### Problem details
Set the listing down again exactly, please, apart from its pictures.

Stored items from a collection
────────────────
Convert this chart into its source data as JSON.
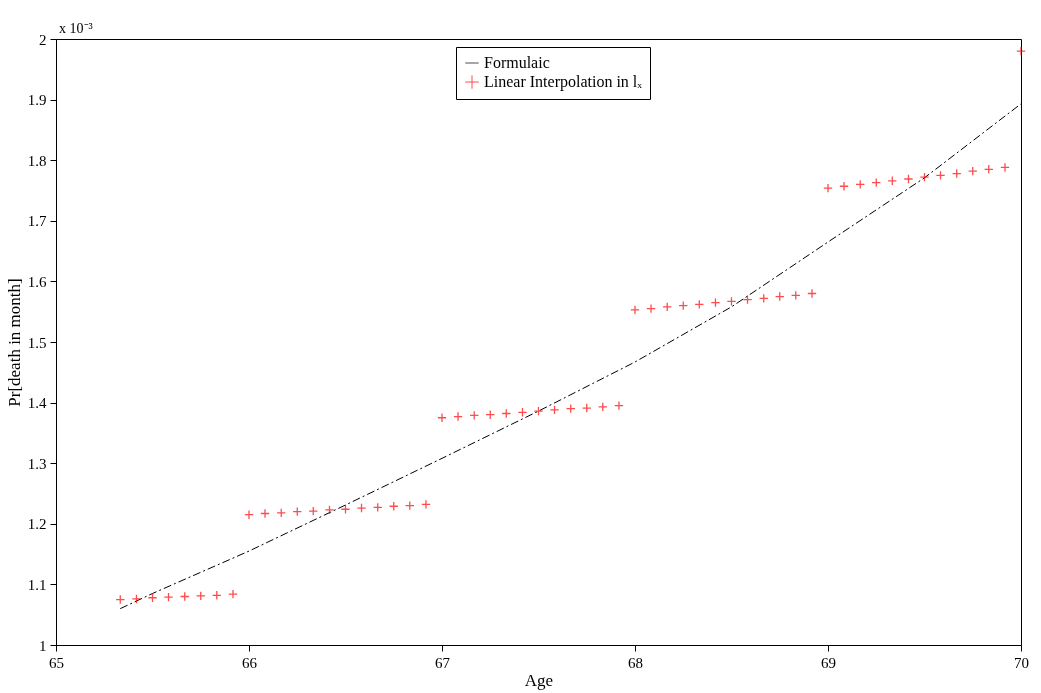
{
  "chart_data": {
    "type": "scatter",
    "xlabel": "Age",
    "ylabel": "Pr[death in month]",
    "annotations": [
      "x 10⁻³"
    ],
    "xlim": [
      65,
      70
    ],
    "xticks": [
      65,
      66,
      67,
      68,
      69,
      70
    ],
    "ylim": [
      1,
      2
    ],
    "yticks": [
      1,
      1.1,
      1.2,
      1.3,
      1.4,
      1.5,
      1.6,
      1.7,
      1.8,
      1.9,
      2
    ],
    "grid": false,
    "legend": "top",
    "series": [
      {
        "name": "Formulaic",
        "type": "line",
        "line_style": "dashed",
        "marker": "none",
        "color": "#000000",
        "x": [
          65.333,
          65.5,
          66,
          66.5,
          67,
          67.5,
          68,
          68.5,
          69,
          69.5,
          70
        ],
        "values": [
          1.06,
          1.085,
          1.155,
          1.231,
          1.308,
          1.386,
          1.467,
          1.558,
          1.665,
          1.771,
          1.893
        ]
      },
      {
        "name": "Linear Interpolation in lₓ",
        "marker": "cross",
        "color": "#ff0000",
        "x": [
          65.333,
          65.417,
          65.5,
          65.583,
          65.667,
          65.75,
          65.833,
          65.917,
          66,
          66.083,
          66.167,
          66.25,
          66.333,
          66.417,
          66.5,
          66.583,
          66.667,
          66.75,
          66.833,
          66.917,
          67,
          67.083,
          67.167,
          67.25,
          67.333,
          67.417,
          67.5,
          67.583,
          67.667,
          67.75,
          67.833,
          67.917,
          68,
          68.083,
          68.167,
          68.25,
          68.333,
          68.417,
          68.5,
          68.583,
          68.667,
          68.75,
          68.833,
          68.917,
          69,
          69.083,
          69.167,
          69.25,
          69.333,
          69.417,
          69.5,
          69.583,
          69.667,
          69.75,
          69.833,
          69.917,
          70
        ],
        "values": [
          1.075,
          1.076,
          1.078,
          1.079,
          1.08,
          1.081,
          1.082,
          1.084,
          1.215,
          1.217,
          1.218,
          1.22,
          1.221,
          1.223,
          1.224,
          1.226,
          1.227,
          1.229,
          1.23,
          1.232,
          1.375,
          1.377,
          1.379,
          1.38,
          1.382,
          1.384,
          1.386,
          1.388,
          1.39,
          1.391,
          1.393,
          1.395,
          1.553,
          1.555,
          1.558,
          1.56,
          1.562,
          1.565,
          1.567,
          1.57,
          1.572,
          1.575,
          1.577,
          1.58,
          1.754,
          1.757,
          1.76,
          1.763,
          1.766,
          1.769,
          1.772,
          1.775,
          1.778,
          1.782,
          1.785,
          1.788,
          1.98
        ]
      }
    ]
  }
}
────────────────
### Answer to the problem
Convert this chart into its source data as JSON.
{
  "chart_data": {
    "type": "scatter",
    "xlabel": "Age",
    "ylabel": "Pr[death in month]",
    "annotations": [
      "x 10⁻³"
    ],
    "xlim": [
      65,
      70
    ],
    "xticks": [
      65,
      66,
      67,
      68,
      69,
      70
    ],
    "ylim": [
      1,
      2
    ],
    "yticks": [
      1,
      1.1,
      1.2,
      1.3,
      1.4,
      1.5,
      1.6,
      1.7,
      1.8,
      1.9,
      2
    ],
    "grid": false,
    "legend": "top",
    "series": [
      {
        "name": "Formulaic",
        "type": "line",
        "line_style": "dashed",
        "marker": "none",
        "color": "#000000",
        "x": [
          65.333,
          65.5,
          66,
          66.5,
          67,
          67.5,
          68,
          68.5,
          69,
          69.5,
          70
        ],
        "values": [
          1.06,
          1.085,
          1.155,
          1.231,
          1.308,
          1.386,
          1.467,
          1.558,
          1.665,
          1.771,
          1.893
        ]
      },
      {
        "name": "Linear Interpolation in lₓ",
        "marker": "cross",
        "color": "#ff0000",
        "x": [
          65.333,
          65.417,
          65.5,
          65.583,
          65.667,
          65.75,
          65.833,
          65.917,
          66,
          66.083,
          66.167,
          66.25,
          66.333,
          66.417,
          66.5,
          66.583,
          66.667,
          66.75,
          66.833,
          66.917,
          67,
          67.083,
          67.167,
          67.25,
          67.333,
          67.417,
          67.5,
          67.583,
          67.667,
          67.75,
          67.833,
          67.917,
          68,
          68.083,
          68.167,
          68.25,
          68.333,
          68.417,
          68.5,
          68.583,
          68.667,
          68.75,
          68.833,
          68.917,
          69,
          69.083,
          69.167,
          69.25,
          69.333,
          69.417,
          69.5,
          69.583,
          69.667,
          69.75,
          69.833,
          69.917,
          70
        ],
        "values": [
          1.075,
          1.076,
          1.078,
          1.079,
          1.08,
          1.081,
          1.082,
          1.084,
          1.215,
          1.217,
          1.218,
          1.22,
          1.221,
          1.223,
          1.224,
          1.226,
          1.227,
          1.229,
          1.23,
          1.232,
          1.375,
          1.377,
          1.379,
          1.38,
          1.382,
          1.384,
          1.386,
          1.388,
          1.39,
          1.391,
          1.393,
          1.395,
          1.553,
          1.555,
          1.558,
          1.56,
          1.562,
          1.565,
          1.567,
          1.57,
          1.572,
          1.575,
          1.577,
          1.58,
          1.754,
          1.757,
          1.76,
          1.763,
          1.766,
          1.769,
          1.772,
          1.775,
          1.778,
          1.782,
          1.785,
          1.788,
          1.98
        ]
      }
    ]
  }
}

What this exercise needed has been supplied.